Set task
Continue the Mondelēz Group plan passage below, picking up right after its final sentence.

--- Start Document passage ---

3.10. Non-Exclusivity of Rights. Nothing in this Plan shall prevent or limit the Participant’s continuing or future participation in any plan, program, policy or practice provided by the Mondelēz Group and for which the Participant may qualify, nor, subject to Section 6.2, shall anything herein limit or otherwise affect such rights as the Participant may have under any contract or agreement with the Mondelēz Group. Amounts or benefits which the Participant is otherwise entitled to receive under any plan, policy, practice or program of or any contract or agreement with the Mondelēz Group will be payable in accordance with such plan, policy, practice or program or contract or agreement, except as explicitly modified by this Plan.

4. Successor to Company

This Plan shall bind any successor of the Company, its assets or its businesses (whether direct or indirect, by purchase, merger, consolidation or otherwise), in the same manner and to the same extent that the Mondelēz Group would be obligated under this Plan if no succession had taken place.

--- End Document passage ---
--- Start Dataset content ---

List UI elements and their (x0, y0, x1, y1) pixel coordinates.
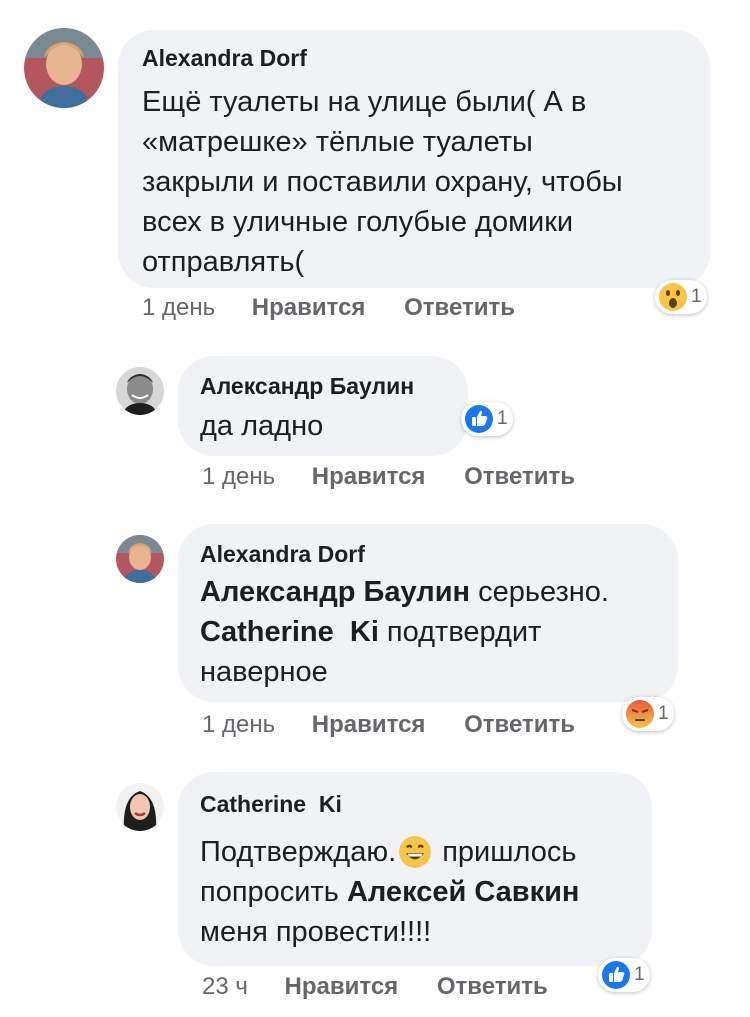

--- End Dataset content ---

Output
In the case of any transaction in which a successor would not by the foregoing provision or by operation of law be bound by this Plan, the Company shall require such successor expressly and unconditionally to assume and agree to perform the Mondelēz Group’s obligations under this Plan, in the same manner and to the same extent that the Company would be required to perform if no such succession had taken place. The term “Company,” as used in this Plan, shall mean the Company as hereinbefore defined and any successor or assignee to the business or assets which by reason hereof becomes bound by this Plan.

 

13


5. Duration, Amendment and Termination

5.1. Duration. This Plan shall remain in effect until terminated as provided in Section 5.2. Notwithstanding the foregoing, if a Change in Control occurs, this Plan shall continue in full force and effect and shall not terminate or expire until after all Participants who become entitled to any payments or benefits hereunder shall have received such payments or benefits in full.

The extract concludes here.